Give back all the data exactly, line by line.

** start SUPPLIED ENTRIES **

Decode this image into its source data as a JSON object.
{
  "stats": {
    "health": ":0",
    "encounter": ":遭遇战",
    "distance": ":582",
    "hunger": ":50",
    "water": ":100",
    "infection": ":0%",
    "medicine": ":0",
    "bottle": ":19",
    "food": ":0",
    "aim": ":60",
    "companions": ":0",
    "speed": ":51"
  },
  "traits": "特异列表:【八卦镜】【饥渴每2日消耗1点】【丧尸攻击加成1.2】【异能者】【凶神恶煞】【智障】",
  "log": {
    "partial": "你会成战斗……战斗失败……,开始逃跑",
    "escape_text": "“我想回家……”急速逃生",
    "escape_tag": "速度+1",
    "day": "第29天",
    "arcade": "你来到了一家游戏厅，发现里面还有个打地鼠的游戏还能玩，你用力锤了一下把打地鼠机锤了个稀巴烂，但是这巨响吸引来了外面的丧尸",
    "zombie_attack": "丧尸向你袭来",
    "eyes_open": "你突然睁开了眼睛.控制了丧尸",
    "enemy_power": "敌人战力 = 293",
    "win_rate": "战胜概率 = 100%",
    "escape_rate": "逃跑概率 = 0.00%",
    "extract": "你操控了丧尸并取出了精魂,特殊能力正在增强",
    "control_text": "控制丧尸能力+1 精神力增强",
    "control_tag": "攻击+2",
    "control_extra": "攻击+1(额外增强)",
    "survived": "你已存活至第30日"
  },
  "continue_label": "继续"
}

** end SUPPLIED ENTRIES **

- FINAL ANSWER
Decode this image into its source data as a JSON object.
{
  "stats": {
    "health": ":0",
    "encounter": ":遭遇战",
    "distance": ":582",
    "hunger": ":50",
    "water": ":100",
    "infection": ":0%",
    "medicine": ":0",
    "bottle": ":19",
    "food": ":0",
    "aim": ":60",
    "companions": ":0",
    "speed": ":51"
  },
  "traits": "特异列表:【八卦镜】【饥渴每2日消耗1点】【丧尸攻击加成1.2】【异能者】【凶神恶煞】【智障】",
  "log": {
    "partial": "你会成战斗……战斗失败……,开始逃跑",
    "escape_text": "“我想回家……”急速逃生",
    "escape_tag": "速度+1",
    "day": "第29天",
    "arcade": "你来到了一家游戏厅，发现里面还有个打地鼠的游戏还能玩，你用力锤了一下把打地鼠机锤了个稀巴烂，但是这巨响吸引来了外面的丧尸",
    "zombie_attack": "丧尸向你袭来",
    "eyes_open": "你突然睁开了眼睛.控制了丧尸",
    "enemy_power": "敌人战力 = 293",
    "win_rate": "战胜概率 = 100%",
    "escape_rate": "逃跑概率 = 0.00%",
    "extract": "你操控了丧尸并取出了精魂,特殊能力正在增强",
    "control_text": "控制丧尸能力+1 精神力增强",
    "control_tag": "攻击+2",
    "control_extra": "攻击+1(额外增强)",
    "survived": "你已存活至第30日"
  },
  "continue_label": "继续"
}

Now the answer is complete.